▸ Exercise task: Copy out every line that contains "text".

▸ Supplied data:
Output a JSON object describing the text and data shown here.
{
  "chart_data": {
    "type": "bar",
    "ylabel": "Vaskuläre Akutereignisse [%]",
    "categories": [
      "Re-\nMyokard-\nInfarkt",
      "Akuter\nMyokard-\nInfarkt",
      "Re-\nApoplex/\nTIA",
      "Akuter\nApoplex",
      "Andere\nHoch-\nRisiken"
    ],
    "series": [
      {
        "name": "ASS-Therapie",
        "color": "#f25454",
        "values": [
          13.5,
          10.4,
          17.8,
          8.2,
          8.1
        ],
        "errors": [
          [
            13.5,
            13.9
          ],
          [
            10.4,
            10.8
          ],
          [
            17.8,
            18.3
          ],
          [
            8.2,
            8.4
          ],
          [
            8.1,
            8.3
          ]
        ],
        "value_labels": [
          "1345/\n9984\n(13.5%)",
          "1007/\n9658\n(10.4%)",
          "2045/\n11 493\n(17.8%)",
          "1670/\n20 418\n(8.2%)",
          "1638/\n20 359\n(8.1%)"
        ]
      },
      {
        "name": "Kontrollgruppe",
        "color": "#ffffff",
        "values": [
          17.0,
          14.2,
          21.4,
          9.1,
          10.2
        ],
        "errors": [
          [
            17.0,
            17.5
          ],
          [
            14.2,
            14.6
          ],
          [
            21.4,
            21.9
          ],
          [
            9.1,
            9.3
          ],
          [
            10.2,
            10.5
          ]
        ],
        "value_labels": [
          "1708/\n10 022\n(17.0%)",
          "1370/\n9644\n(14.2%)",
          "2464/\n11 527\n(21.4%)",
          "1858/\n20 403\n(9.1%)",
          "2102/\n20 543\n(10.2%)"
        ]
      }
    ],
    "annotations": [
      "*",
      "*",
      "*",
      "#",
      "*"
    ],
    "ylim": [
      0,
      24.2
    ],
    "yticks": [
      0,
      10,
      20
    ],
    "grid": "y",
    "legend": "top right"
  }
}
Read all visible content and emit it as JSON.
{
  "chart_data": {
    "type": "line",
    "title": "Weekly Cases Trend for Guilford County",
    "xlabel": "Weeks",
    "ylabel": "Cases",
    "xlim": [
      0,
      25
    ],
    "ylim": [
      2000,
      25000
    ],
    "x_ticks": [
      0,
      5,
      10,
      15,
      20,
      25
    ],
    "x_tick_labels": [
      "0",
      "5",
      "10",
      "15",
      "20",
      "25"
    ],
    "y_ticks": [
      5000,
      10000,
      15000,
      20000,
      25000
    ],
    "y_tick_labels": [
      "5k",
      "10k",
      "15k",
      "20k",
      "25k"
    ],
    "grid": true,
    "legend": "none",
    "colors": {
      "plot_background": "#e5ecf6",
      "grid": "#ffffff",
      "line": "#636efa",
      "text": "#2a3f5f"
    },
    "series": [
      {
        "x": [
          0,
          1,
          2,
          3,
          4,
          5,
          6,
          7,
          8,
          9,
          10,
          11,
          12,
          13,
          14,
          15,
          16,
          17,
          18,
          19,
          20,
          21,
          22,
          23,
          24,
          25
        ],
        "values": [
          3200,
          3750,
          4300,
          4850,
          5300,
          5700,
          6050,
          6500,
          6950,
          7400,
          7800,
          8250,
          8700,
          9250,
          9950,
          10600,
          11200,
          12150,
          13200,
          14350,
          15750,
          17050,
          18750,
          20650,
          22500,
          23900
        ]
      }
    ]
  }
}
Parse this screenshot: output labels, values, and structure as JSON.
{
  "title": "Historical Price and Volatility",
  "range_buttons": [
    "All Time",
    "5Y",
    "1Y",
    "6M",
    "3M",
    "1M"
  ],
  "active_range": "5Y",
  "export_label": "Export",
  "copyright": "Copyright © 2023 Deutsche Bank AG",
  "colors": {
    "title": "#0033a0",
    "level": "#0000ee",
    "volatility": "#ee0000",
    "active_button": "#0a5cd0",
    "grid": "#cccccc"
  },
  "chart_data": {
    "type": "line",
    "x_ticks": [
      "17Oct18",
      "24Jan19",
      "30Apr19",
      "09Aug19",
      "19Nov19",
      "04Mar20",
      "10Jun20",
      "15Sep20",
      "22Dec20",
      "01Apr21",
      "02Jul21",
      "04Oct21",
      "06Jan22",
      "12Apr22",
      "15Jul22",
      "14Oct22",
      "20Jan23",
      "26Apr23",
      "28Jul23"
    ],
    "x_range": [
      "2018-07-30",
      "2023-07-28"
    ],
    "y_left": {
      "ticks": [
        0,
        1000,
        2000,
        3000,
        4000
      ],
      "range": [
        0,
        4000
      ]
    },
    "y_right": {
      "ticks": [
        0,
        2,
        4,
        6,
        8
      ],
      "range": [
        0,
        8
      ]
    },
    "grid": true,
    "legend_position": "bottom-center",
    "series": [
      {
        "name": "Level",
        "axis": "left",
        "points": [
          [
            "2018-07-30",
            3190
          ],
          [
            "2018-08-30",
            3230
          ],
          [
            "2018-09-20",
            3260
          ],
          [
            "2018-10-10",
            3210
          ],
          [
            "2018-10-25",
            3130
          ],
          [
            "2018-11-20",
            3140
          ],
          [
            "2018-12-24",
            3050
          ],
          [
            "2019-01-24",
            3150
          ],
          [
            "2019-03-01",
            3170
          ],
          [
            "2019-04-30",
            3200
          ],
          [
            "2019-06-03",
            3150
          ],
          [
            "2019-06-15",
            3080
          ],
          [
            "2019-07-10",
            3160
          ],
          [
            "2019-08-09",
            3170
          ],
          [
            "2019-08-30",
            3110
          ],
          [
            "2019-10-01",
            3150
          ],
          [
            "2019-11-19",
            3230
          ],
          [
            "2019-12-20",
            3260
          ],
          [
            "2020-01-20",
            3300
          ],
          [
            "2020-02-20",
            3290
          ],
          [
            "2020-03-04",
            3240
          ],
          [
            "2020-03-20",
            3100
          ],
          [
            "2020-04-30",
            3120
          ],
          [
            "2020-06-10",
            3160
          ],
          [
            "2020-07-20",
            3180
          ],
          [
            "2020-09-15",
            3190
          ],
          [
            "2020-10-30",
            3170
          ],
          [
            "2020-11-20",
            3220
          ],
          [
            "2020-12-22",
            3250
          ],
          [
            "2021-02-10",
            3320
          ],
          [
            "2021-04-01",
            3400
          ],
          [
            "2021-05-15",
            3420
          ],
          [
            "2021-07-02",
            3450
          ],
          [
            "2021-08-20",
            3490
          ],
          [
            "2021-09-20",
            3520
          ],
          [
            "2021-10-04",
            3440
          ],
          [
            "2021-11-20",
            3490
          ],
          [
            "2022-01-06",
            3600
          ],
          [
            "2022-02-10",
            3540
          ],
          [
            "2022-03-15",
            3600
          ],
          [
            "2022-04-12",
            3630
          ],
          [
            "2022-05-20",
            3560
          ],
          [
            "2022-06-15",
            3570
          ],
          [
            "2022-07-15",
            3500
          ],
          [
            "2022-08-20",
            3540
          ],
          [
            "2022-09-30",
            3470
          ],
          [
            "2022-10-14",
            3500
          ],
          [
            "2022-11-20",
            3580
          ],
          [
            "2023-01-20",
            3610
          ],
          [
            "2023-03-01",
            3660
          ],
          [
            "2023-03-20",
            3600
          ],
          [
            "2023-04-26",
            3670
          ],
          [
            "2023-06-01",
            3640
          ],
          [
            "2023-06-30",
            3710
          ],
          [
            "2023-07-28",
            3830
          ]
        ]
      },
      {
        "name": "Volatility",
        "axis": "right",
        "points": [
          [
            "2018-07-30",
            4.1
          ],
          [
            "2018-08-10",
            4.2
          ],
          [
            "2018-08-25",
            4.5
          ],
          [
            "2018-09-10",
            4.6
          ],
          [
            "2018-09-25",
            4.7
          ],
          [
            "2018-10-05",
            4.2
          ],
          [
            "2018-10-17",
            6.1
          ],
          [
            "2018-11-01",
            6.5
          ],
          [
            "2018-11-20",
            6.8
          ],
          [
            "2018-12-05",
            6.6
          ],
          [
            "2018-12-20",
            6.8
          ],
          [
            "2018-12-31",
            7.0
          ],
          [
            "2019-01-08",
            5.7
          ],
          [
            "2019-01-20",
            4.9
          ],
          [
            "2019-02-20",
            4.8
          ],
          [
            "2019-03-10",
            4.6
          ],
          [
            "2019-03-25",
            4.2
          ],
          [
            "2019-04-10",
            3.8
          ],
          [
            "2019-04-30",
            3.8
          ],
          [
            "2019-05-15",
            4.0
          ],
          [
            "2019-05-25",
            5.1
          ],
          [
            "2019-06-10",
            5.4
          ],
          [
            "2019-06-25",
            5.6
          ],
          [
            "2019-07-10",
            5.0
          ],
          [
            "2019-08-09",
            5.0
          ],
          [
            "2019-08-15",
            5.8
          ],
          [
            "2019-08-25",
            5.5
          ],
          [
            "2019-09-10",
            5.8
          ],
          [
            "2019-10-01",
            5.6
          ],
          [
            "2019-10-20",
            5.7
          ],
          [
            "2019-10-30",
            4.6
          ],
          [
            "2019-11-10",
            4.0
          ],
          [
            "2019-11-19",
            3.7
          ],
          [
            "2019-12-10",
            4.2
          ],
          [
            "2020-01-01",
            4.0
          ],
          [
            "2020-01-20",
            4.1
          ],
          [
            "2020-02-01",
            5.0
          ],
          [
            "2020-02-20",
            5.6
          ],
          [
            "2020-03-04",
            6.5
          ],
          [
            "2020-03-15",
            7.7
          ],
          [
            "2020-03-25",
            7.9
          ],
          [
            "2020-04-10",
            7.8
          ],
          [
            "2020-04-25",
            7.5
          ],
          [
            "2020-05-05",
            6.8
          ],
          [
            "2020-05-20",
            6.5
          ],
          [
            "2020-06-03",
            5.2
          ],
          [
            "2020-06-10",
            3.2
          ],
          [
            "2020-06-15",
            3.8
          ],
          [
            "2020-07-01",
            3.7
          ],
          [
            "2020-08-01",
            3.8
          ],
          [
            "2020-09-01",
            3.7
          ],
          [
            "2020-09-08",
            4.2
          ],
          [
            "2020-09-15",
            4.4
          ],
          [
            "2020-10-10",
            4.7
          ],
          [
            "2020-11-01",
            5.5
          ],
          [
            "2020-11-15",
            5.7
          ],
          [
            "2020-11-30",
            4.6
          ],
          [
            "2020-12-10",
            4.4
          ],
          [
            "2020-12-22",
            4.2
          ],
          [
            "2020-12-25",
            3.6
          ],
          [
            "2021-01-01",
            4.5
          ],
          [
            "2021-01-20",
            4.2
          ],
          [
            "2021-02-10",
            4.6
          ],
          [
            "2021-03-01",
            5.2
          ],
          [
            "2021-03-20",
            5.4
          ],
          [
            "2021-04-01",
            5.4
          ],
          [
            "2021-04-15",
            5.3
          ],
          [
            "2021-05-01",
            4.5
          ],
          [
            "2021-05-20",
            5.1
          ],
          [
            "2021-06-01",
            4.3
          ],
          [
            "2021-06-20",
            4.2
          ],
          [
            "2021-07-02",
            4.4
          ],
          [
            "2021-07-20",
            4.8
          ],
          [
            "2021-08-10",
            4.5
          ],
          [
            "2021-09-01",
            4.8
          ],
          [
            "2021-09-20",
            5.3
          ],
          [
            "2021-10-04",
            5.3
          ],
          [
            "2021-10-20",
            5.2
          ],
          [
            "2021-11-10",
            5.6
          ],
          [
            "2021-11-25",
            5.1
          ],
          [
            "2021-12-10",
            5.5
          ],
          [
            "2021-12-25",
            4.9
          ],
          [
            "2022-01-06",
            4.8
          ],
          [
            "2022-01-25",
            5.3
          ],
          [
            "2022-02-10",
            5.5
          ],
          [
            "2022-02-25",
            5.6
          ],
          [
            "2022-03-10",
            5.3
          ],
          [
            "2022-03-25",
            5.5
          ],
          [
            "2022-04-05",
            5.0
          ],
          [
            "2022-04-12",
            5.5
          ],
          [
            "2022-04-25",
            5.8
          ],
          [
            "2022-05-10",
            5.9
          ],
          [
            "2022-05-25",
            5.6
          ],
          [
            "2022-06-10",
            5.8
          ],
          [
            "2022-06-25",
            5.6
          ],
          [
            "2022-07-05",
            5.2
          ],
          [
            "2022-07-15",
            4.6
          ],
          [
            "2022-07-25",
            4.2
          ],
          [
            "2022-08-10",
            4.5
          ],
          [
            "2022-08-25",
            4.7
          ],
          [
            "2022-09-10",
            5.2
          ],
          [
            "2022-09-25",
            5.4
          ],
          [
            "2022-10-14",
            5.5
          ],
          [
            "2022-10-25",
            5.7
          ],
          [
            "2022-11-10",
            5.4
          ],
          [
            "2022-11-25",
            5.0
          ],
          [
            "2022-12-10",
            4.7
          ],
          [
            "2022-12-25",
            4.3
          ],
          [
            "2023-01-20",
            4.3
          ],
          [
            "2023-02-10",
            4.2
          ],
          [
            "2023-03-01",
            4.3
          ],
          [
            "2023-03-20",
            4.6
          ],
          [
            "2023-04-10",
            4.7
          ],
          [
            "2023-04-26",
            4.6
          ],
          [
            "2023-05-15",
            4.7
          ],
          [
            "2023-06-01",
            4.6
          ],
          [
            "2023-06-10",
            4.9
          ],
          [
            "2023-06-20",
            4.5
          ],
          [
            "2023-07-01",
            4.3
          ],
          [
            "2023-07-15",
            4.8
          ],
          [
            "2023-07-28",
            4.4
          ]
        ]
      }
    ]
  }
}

▸ Complete response:
Output a JSON object describing the text and data shown here.
      "text": "#2a3f5f"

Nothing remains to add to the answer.